Written request — Extract the full set of records that follows, word for word.

Data for this exercise —
════════════════

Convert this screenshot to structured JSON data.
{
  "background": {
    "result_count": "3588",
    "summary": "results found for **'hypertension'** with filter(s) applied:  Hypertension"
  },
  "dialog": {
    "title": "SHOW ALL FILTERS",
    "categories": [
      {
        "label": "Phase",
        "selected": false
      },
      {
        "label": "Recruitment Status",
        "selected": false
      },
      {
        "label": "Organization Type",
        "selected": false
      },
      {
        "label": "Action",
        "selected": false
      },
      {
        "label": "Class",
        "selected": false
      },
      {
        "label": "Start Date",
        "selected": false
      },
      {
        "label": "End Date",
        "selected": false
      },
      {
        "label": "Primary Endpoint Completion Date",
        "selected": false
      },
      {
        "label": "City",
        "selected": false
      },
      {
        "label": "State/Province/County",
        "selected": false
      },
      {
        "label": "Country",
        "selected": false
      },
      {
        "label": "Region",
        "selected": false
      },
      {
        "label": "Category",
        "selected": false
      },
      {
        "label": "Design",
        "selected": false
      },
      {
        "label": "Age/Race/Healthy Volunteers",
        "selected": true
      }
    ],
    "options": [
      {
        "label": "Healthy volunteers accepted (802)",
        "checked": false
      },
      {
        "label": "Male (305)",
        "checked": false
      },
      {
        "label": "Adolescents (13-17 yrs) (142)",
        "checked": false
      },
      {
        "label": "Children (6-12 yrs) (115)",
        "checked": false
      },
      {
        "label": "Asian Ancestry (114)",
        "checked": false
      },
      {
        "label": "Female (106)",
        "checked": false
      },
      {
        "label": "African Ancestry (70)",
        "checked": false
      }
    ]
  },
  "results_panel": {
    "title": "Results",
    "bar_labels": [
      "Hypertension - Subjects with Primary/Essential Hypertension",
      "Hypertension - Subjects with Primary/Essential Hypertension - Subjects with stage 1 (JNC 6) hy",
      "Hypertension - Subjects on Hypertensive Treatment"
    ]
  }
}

════════════════

The completed task —
Convert this screenshot to structured JSON data.
{
  "background": {
    "result_count": "3588",
    "summary": "results found for **'hypertension'** with filter(s) applied:  Hypertension"
  },
  "dialog": {
    "title": "SHOW ALL FILTERS",
    "categories": [
      {
        "label": "Phase",
        "selected": false
      },
      {
        "label": "Recruitment Status",
        "selected": false
      },
      {
        "label": "Organization Type",
        "selected": false
      },
      {
        "label": "Action",
        "selected": false
      },
      {
        "label": "Class",
        "selected": false
      },
      {
        "label": "Start Date",
        "selected": false
      },
      {
        "label": "End Date",
        "selected": false
      },
      {
        "label": "Primary Endpoint Completion Date",
        "selected": false
      },
      {
        "label": "City",
        "selected": false
      },
      {
        "label": "State/Province/County",
        "selected": false
      },
      {
        "label": "Country",
        "selected": false
      },
      {
        "label": "Region",
        "selected": false
      },
      {
        "label": "Category",
        "selected": false
      },
      {
        "label": "Design",
        "selected": false
      },
      {
        "label": "Age/Race/Healthy Volunteers",
        "selected": true
      }
    ],
    "options": [
      {
        "label": "Healthy volunteers accepted (802)",
        "checked": false
      },
      {
        "label": "Male (305)",
        "checked": false
      },
      {
        "label": "Adolescents (13-17 yrs) (142)",
        "checked": false
      },
      {
        "label": "Children (6-12 yrs) (115)",
        "checked": false
      },
      {
        "label": "Asian Ancestry (114)",
        "checked": false
      },
      {
        "label": "Female (106)",
        "checked": false
      },
      {
        "label": "African Ancestry (70)",
        "checked": false
      }
    ]
  },
  "results_panel": {
    "title": "Results",
    "bar_labels": [
      "Hypertension - Subjects with Primary/Essential Hypertension",
      "Hypertension - Subjects with Primary/Essential Hypertension - Subjects with stage 1 (JNC 6) hy",
      "Hypertension - Subjects on Hypertensive Treatment"
    ]
  }
}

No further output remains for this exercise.